======== Data for processing ========

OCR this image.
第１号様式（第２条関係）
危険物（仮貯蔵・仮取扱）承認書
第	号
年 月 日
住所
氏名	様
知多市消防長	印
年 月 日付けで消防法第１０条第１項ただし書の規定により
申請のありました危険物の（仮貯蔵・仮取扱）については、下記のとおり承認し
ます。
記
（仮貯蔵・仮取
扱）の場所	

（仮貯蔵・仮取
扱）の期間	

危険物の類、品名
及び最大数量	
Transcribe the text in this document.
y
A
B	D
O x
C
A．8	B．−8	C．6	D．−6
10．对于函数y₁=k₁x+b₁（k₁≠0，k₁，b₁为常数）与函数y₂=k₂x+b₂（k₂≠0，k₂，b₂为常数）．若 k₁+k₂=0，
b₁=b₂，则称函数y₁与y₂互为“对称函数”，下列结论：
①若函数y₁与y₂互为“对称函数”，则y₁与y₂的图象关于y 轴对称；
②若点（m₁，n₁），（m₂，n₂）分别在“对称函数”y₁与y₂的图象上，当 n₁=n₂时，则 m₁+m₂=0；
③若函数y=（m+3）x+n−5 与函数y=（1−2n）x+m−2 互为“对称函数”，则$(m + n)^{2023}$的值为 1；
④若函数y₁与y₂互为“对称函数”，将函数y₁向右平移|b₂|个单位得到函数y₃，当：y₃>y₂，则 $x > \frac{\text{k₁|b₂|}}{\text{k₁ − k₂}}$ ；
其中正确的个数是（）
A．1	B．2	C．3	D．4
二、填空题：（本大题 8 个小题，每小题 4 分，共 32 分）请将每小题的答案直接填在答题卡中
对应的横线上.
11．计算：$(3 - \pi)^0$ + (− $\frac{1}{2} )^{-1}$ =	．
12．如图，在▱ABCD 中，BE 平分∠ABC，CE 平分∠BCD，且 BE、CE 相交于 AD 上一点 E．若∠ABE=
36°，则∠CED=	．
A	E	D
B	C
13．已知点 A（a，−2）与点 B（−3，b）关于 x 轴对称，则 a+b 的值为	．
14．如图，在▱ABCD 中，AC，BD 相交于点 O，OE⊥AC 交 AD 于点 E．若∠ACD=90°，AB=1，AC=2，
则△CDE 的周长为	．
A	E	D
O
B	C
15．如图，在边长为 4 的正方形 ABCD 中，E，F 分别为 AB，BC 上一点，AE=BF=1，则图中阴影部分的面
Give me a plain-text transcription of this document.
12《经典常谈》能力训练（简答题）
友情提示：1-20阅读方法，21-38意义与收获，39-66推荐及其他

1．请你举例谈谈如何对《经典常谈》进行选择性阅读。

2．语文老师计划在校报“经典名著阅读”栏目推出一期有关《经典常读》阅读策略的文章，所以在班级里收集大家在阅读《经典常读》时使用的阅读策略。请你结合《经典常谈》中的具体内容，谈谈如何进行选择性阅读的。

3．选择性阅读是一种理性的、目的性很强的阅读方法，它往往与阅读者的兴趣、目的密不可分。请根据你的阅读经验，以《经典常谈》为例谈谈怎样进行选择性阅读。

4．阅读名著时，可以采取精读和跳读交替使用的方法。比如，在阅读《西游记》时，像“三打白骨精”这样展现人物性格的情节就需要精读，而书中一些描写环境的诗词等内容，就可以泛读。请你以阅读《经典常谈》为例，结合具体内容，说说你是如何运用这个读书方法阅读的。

========

Give back exactly the lines that run from the line with "Give me a plain-text" through the close of the material, counting both ends, and nothing more.

Give me a plain-text transcription of this document.
12《经典常谈》能力训练（简答题）
友情提示：1-20阅读方法，21-38意义与收获，39-66推荐及其他

1．请你举例谈谈如何对《经典常谈》进行选择性阅读。

2．语文老师计划在校报“经典名著阅读”栏目推出一期有关《经典常读》阅读策略的文章，所以在班级里收集大家在阅读《经典常读》时使用的阅读策略。请你结合《经典常谈》中的具体内容，谈谈如何进行选择性阅读的。

3．选择性阅读是一种理性的、目的性很强的阅读方法，它往往与阅读者的兴趣、目的密不可分。请根据你的阅读经验，以《经典常谈》为例谈谈怎样进行选择性阅读。

4．阅读名著时，可以采取精读和跳读交替使用的方法。比如，在阅读《西游记》时，像“三打白骨精”这样展现人物性格的情节就需要精读，而书中一些描写环境的诗词等内容，就可以泛读。请你以阅读《经典常谈》为例，结合具体内容，说说你是如何运用这个读书方法阅读的。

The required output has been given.